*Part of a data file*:
※ ※ ※
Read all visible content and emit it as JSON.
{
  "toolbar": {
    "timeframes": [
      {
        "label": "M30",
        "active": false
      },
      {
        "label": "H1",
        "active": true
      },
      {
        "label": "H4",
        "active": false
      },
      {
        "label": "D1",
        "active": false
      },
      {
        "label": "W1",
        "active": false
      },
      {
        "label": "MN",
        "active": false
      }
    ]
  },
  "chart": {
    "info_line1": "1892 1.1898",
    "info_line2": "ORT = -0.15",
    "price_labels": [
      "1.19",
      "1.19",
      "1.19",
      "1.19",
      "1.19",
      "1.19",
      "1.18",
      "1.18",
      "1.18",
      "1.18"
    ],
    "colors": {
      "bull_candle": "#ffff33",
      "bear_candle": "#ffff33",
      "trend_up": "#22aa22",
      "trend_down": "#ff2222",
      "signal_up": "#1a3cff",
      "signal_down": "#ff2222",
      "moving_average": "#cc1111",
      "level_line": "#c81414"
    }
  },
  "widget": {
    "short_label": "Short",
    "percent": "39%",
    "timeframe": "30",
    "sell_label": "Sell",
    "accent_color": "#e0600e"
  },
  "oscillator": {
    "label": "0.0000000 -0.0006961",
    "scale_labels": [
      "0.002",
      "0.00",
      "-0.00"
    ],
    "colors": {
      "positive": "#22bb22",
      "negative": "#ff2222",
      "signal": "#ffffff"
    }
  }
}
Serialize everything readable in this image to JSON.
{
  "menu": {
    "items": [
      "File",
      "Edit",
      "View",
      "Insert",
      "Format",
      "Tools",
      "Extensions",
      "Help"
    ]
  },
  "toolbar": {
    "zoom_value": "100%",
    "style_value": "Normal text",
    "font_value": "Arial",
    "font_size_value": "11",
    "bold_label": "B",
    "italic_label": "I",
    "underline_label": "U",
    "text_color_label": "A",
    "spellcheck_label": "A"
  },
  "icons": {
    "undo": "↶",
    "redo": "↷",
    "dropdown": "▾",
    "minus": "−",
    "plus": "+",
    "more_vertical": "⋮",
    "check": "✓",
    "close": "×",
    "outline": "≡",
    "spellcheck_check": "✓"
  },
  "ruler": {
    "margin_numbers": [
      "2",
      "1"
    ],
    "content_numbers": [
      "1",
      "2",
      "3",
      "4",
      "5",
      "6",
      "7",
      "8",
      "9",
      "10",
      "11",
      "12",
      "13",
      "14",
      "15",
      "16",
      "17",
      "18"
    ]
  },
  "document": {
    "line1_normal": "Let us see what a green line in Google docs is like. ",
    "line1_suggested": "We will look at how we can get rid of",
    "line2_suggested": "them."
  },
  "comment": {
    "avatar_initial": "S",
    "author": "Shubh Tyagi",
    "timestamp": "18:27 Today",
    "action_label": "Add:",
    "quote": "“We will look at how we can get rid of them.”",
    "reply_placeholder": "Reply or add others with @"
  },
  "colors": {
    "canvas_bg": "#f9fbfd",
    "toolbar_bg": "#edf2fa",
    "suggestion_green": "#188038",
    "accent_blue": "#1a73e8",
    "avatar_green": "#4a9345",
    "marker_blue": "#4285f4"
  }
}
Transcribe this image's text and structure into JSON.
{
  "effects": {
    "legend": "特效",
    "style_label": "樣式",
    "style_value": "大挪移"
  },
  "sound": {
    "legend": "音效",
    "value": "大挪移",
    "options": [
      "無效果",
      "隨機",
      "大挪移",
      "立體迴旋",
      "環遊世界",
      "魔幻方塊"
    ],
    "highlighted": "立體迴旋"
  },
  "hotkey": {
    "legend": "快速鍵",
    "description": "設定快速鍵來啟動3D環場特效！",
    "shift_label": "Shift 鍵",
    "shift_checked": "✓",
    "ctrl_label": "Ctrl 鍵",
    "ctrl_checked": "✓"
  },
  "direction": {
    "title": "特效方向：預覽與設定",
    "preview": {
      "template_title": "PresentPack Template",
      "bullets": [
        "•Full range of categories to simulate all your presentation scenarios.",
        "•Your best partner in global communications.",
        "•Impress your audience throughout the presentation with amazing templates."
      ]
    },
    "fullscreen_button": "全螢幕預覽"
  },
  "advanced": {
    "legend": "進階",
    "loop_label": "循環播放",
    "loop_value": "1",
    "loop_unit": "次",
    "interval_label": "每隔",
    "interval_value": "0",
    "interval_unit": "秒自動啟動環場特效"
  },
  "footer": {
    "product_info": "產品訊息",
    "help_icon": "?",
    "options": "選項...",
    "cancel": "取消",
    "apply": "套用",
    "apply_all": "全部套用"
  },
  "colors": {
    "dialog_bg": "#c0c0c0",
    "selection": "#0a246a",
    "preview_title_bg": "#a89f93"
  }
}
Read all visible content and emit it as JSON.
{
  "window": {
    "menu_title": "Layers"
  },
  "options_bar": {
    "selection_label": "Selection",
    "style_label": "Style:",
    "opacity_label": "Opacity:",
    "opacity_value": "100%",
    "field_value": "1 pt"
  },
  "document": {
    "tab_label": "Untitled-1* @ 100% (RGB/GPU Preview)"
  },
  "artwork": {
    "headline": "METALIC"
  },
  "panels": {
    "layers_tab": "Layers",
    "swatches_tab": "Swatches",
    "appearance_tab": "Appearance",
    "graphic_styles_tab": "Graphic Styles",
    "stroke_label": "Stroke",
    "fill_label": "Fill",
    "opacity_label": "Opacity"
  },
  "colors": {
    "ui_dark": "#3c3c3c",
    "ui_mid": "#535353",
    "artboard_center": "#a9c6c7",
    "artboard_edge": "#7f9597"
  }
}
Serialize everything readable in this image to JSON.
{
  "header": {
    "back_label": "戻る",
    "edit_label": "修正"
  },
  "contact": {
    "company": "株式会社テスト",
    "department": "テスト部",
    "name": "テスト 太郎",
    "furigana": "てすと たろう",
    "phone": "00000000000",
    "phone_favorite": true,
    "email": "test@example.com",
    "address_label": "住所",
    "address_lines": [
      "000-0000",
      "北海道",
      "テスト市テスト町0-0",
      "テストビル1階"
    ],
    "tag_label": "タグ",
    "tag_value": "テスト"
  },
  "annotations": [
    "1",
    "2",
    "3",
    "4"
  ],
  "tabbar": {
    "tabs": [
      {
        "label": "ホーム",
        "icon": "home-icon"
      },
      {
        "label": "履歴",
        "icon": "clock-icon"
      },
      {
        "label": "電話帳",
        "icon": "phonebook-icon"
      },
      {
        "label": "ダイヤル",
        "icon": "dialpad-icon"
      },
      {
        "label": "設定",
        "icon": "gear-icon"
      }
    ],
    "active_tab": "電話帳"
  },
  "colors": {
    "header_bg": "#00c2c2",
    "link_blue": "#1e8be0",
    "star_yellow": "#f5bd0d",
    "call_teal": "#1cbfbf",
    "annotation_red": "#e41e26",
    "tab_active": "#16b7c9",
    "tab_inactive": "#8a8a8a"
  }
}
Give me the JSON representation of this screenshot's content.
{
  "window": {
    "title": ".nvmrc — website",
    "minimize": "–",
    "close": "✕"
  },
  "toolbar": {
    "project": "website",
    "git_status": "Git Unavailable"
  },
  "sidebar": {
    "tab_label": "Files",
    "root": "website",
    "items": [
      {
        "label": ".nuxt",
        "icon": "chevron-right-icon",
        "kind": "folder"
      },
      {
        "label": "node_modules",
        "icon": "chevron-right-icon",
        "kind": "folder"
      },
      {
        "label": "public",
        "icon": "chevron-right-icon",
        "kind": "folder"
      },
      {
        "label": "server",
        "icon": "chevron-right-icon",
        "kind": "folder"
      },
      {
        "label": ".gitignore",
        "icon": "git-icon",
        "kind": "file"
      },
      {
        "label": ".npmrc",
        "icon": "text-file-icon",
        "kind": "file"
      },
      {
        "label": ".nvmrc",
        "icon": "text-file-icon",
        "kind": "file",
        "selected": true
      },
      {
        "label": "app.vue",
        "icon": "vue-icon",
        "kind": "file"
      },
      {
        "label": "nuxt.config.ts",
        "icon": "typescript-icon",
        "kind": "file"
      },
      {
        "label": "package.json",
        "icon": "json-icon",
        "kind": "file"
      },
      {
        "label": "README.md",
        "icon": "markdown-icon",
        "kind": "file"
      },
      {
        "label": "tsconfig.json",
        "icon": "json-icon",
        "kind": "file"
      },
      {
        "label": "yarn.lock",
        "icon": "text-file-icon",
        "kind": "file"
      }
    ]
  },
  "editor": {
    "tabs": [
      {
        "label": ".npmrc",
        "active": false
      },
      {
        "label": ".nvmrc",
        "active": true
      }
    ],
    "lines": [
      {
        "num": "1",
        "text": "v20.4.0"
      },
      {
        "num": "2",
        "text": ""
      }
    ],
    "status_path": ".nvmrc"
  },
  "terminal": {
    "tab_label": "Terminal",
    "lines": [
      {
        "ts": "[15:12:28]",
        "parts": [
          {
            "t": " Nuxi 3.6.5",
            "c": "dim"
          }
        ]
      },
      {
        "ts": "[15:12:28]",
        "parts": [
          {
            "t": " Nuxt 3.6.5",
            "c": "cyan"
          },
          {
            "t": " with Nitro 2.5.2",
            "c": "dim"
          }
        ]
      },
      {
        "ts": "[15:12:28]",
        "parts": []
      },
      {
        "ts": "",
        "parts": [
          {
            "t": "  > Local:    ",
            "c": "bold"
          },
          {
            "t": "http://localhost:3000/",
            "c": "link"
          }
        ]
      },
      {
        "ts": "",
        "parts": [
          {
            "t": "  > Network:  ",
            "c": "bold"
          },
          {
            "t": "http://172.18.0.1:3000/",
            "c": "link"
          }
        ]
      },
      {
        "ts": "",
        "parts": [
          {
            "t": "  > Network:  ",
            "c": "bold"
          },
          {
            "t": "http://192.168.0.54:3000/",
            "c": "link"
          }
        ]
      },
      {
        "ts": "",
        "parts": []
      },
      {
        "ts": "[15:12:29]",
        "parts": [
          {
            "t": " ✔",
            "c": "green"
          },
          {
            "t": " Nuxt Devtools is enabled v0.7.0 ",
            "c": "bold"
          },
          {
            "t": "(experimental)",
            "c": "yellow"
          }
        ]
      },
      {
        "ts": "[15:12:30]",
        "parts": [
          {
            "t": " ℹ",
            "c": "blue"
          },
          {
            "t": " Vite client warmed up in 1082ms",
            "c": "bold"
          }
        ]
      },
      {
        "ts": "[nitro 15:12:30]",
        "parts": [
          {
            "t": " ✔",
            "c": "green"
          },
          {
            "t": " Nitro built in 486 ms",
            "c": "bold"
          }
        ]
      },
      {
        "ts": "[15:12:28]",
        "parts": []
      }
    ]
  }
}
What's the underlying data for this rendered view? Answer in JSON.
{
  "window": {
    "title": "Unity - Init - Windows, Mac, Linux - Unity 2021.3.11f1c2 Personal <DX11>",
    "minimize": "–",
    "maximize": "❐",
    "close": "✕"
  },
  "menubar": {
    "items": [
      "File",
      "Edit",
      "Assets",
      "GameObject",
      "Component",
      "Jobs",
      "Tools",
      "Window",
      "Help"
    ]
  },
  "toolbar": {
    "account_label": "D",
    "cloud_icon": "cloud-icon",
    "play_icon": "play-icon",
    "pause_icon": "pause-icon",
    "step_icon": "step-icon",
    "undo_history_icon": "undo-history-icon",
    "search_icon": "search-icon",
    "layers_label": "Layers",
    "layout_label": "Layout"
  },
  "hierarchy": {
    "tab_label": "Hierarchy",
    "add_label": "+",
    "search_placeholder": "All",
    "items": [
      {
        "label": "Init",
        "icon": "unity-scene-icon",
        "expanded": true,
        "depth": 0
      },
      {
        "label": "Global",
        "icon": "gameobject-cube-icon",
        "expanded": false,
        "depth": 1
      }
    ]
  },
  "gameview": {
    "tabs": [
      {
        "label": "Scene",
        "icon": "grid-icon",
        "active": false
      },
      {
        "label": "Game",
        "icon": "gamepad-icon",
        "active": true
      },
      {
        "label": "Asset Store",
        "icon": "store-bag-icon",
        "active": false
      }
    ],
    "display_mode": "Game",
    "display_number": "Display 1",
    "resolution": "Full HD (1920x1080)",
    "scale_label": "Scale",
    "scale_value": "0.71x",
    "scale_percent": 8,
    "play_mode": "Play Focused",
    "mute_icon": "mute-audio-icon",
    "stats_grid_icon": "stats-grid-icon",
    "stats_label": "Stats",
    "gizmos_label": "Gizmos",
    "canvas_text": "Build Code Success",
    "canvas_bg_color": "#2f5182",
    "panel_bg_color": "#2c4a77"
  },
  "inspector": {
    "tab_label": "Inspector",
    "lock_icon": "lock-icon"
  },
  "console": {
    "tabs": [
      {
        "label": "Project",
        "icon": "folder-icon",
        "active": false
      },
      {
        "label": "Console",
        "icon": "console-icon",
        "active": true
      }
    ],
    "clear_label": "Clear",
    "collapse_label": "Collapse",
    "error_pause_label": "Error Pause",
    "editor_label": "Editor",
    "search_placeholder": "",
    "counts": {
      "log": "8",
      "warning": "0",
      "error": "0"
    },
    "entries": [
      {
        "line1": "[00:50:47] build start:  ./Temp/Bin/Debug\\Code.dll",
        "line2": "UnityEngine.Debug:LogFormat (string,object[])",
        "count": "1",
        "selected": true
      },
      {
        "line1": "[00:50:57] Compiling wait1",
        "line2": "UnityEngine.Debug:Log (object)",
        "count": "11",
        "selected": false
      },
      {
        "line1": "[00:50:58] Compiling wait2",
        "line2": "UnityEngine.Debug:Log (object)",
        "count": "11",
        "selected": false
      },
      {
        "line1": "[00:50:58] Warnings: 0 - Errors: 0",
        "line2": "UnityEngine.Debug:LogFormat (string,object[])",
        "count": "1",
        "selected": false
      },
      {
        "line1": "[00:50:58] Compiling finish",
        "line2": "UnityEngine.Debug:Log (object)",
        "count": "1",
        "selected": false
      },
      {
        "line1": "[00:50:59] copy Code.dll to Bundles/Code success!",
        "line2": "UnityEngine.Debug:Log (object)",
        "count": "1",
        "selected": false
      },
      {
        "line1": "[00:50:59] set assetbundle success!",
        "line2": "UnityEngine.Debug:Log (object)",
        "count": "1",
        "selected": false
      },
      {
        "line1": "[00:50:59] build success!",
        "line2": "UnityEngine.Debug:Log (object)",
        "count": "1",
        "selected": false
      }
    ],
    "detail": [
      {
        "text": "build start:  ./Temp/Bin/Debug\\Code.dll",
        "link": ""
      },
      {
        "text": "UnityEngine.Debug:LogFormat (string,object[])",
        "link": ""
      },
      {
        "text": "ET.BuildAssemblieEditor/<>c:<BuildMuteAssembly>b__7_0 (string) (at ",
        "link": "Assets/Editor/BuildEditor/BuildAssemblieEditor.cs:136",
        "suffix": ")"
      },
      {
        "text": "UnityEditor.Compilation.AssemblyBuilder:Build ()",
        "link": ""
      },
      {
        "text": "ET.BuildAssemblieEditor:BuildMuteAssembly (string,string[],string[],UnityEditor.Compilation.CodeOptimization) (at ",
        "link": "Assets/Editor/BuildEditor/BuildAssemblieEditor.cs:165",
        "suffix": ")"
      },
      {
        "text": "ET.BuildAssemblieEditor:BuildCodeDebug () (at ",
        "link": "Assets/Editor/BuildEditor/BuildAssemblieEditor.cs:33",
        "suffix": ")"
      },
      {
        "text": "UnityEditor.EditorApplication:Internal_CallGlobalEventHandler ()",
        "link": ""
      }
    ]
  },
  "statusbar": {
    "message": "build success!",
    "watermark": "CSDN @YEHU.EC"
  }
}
※ ※ ※
*Exercise requirements*:
Report the number of lines of the listing above that hold the string "website", with no other text.

*Solution for this problem*:
3